EXERCISE DETAILS - Work through the data below and give the number of lines holding "true", nothing more.
## Begin
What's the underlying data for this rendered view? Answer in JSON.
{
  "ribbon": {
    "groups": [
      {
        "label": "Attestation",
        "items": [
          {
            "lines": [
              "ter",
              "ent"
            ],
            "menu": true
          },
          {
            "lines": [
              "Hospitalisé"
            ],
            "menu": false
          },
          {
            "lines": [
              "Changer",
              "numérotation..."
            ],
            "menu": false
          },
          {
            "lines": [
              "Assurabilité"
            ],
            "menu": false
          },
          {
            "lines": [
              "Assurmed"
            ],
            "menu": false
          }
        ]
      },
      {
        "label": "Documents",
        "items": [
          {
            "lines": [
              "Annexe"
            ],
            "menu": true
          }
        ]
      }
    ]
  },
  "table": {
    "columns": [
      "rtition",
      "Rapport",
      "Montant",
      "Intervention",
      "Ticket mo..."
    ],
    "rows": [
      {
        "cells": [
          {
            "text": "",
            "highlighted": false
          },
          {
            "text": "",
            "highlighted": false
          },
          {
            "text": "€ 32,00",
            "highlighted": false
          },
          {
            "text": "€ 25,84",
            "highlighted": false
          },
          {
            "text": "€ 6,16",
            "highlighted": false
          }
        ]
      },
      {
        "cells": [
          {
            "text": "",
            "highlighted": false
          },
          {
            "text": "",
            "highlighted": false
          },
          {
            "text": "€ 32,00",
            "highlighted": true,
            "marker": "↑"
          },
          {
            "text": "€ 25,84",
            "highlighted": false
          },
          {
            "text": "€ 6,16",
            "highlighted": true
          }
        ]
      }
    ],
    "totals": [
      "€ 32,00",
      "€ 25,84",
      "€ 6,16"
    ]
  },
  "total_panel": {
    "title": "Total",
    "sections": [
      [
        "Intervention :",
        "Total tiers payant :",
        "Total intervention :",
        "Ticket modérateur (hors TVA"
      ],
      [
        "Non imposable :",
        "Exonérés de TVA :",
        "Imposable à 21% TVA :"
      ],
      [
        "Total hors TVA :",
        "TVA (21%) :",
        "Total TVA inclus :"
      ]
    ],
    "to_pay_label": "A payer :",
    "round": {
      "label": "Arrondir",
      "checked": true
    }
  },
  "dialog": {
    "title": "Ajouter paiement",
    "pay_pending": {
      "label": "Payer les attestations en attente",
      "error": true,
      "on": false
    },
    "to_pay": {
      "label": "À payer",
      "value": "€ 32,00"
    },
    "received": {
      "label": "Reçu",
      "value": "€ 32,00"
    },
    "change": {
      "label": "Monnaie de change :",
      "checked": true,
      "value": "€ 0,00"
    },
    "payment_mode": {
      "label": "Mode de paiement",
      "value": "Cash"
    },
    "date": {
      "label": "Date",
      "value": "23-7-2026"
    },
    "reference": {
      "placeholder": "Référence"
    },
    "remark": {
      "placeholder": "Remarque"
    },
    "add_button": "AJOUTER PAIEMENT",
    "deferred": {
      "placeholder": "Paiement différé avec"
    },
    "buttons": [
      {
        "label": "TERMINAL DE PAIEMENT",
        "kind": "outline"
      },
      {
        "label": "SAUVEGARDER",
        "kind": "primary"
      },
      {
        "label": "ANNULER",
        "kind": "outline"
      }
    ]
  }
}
## End
FINISHED ANSWER - 7